= AIM OF THE EXERCISE =
Scan the data for "F₂的竖直分力" and copy the lines it appears in.
--- BEGIN SOURCE MATERIAL ---
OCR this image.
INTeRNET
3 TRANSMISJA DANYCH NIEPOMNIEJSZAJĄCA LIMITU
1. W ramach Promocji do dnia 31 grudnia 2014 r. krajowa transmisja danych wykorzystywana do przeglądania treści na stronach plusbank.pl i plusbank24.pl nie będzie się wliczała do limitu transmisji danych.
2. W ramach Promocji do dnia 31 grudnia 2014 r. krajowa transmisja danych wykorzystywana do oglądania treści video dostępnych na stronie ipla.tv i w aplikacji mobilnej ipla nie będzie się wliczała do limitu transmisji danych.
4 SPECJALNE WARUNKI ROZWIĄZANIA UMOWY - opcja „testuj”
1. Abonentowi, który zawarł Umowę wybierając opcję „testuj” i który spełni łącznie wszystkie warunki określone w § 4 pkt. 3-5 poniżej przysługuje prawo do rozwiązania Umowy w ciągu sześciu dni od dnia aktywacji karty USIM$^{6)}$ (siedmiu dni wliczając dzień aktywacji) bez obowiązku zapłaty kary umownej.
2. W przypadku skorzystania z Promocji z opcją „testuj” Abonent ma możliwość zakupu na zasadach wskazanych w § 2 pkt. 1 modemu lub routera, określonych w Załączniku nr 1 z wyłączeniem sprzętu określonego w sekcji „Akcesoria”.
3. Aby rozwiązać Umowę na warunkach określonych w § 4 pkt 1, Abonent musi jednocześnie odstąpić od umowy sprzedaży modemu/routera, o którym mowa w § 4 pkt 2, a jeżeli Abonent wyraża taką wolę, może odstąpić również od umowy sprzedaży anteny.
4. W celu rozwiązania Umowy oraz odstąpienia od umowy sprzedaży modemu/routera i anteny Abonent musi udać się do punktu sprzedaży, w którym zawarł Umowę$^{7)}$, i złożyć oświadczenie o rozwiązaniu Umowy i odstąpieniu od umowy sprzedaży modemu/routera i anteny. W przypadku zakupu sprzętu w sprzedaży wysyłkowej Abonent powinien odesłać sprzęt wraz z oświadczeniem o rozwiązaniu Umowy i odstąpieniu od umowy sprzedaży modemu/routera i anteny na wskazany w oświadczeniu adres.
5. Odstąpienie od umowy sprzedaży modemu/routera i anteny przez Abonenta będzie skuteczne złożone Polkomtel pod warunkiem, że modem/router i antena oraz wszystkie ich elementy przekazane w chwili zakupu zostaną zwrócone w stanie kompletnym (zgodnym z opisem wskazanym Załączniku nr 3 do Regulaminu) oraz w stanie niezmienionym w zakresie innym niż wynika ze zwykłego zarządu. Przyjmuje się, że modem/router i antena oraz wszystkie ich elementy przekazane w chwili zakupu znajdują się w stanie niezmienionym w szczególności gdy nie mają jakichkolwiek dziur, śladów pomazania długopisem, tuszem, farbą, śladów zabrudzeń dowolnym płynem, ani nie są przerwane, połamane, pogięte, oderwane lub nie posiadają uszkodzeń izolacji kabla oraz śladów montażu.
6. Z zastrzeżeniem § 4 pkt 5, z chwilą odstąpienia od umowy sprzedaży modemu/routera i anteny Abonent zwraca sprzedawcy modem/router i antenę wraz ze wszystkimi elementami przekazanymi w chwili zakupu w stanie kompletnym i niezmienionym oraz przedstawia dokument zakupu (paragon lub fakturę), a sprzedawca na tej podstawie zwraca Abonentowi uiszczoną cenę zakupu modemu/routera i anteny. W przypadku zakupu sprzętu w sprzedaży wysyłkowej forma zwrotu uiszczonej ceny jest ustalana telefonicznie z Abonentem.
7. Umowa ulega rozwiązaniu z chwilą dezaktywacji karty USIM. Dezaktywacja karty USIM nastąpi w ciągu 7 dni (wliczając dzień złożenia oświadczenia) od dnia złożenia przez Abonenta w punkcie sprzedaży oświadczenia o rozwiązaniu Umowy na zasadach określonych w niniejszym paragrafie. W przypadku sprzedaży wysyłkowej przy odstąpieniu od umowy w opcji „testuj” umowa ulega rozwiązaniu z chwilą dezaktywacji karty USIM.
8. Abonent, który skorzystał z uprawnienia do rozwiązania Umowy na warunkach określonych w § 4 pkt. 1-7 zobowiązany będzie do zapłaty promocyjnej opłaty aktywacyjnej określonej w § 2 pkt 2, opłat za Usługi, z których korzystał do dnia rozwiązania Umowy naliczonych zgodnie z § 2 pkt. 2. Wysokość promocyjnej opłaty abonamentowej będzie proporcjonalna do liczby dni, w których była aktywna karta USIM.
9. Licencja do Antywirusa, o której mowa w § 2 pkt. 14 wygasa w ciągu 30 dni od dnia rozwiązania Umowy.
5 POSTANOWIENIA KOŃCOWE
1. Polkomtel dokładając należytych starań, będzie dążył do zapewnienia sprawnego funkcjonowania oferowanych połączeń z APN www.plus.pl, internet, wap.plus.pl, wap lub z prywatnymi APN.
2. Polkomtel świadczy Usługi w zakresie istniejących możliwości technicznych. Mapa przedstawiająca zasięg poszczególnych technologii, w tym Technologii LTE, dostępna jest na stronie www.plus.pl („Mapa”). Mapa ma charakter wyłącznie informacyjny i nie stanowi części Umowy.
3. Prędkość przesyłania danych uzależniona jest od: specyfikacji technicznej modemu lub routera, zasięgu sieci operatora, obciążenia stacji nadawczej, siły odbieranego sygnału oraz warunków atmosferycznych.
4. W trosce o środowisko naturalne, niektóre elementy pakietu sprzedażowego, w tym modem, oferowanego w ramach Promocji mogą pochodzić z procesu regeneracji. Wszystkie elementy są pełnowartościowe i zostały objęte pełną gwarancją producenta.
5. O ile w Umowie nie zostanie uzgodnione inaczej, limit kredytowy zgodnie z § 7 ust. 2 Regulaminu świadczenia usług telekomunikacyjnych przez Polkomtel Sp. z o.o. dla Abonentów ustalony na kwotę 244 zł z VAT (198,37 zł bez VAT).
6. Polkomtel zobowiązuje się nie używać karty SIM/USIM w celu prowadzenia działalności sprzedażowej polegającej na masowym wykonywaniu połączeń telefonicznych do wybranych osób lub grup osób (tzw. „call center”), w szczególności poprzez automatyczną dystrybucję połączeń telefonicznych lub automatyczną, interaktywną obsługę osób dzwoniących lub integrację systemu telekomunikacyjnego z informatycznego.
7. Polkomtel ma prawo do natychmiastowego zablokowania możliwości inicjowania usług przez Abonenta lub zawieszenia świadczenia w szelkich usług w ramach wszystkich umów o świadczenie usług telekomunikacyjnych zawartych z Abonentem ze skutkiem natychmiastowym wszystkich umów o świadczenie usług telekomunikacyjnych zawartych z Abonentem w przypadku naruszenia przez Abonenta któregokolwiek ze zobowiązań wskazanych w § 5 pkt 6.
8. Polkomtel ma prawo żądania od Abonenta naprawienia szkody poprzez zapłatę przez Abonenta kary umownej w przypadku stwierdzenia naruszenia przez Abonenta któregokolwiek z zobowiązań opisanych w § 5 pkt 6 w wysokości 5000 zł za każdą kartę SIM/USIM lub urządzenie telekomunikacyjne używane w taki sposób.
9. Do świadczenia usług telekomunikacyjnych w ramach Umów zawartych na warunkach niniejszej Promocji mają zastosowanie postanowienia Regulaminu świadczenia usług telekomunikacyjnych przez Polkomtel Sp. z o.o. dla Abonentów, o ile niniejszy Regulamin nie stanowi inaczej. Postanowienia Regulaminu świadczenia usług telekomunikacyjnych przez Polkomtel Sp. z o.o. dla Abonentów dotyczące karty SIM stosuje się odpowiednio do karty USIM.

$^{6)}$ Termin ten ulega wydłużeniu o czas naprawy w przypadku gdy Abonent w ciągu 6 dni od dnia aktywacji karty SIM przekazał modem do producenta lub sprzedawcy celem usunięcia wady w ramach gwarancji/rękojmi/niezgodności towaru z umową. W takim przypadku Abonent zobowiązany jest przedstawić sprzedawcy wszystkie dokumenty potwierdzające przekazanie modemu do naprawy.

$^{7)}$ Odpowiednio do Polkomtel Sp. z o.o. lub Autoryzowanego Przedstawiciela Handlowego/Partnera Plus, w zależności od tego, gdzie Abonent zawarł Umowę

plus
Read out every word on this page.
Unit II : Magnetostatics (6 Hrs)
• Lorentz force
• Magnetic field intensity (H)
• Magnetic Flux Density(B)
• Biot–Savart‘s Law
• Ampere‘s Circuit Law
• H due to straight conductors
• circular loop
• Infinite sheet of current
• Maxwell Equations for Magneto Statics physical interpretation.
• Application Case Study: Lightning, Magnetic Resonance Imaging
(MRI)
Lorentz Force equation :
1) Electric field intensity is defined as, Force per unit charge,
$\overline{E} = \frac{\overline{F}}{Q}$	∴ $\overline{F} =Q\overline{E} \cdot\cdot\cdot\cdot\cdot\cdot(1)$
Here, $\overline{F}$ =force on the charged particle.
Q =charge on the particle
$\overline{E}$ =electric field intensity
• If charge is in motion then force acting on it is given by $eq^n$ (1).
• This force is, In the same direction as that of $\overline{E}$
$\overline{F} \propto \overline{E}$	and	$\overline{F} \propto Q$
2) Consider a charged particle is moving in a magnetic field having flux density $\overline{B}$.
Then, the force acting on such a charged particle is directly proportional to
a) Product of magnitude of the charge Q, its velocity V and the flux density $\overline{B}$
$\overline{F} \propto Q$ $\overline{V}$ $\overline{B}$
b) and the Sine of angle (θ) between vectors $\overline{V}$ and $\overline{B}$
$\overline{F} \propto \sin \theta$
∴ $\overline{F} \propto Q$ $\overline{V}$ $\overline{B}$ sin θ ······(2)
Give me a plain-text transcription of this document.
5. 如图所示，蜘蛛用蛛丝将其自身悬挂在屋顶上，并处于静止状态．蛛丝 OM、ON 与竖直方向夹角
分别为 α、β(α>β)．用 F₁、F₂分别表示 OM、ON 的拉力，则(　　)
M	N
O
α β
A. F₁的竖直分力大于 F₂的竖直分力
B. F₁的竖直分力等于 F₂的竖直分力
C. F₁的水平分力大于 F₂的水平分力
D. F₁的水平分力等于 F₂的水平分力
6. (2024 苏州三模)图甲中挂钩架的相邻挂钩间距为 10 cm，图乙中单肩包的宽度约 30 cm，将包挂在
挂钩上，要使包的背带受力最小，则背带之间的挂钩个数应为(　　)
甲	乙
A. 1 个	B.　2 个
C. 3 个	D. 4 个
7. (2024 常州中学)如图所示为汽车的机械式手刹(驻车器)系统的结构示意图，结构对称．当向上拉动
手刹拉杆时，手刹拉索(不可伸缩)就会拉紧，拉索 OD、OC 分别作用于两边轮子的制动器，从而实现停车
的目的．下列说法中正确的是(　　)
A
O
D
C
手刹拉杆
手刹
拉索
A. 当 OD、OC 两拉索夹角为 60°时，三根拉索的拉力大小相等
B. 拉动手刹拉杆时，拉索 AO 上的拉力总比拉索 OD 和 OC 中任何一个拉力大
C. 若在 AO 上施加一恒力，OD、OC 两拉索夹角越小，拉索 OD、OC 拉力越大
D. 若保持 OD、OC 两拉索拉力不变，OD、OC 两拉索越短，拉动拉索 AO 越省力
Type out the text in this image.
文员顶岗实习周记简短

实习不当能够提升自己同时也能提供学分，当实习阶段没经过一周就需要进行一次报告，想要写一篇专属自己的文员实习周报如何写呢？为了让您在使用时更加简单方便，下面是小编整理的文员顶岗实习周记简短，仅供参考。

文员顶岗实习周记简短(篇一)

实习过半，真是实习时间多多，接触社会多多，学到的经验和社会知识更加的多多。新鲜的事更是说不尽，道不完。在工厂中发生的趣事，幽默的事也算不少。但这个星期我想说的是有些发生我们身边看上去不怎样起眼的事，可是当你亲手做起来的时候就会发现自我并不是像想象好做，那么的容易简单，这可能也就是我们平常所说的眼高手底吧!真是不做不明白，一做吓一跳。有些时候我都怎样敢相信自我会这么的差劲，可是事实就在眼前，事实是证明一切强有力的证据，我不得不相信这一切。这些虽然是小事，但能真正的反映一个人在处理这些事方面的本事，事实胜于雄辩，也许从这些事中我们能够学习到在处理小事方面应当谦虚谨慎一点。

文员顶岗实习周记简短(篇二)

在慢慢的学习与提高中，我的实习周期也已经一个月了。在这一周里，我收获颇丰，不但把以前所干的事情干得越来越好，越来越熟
--- END SOURCE MATERIAL ---
= SOLUTION TO THE PROBLEM =
A. F₁的竖直分力大于 F₂的竖直分力
B. F₁的竖直分力等于 F₂的竖直分力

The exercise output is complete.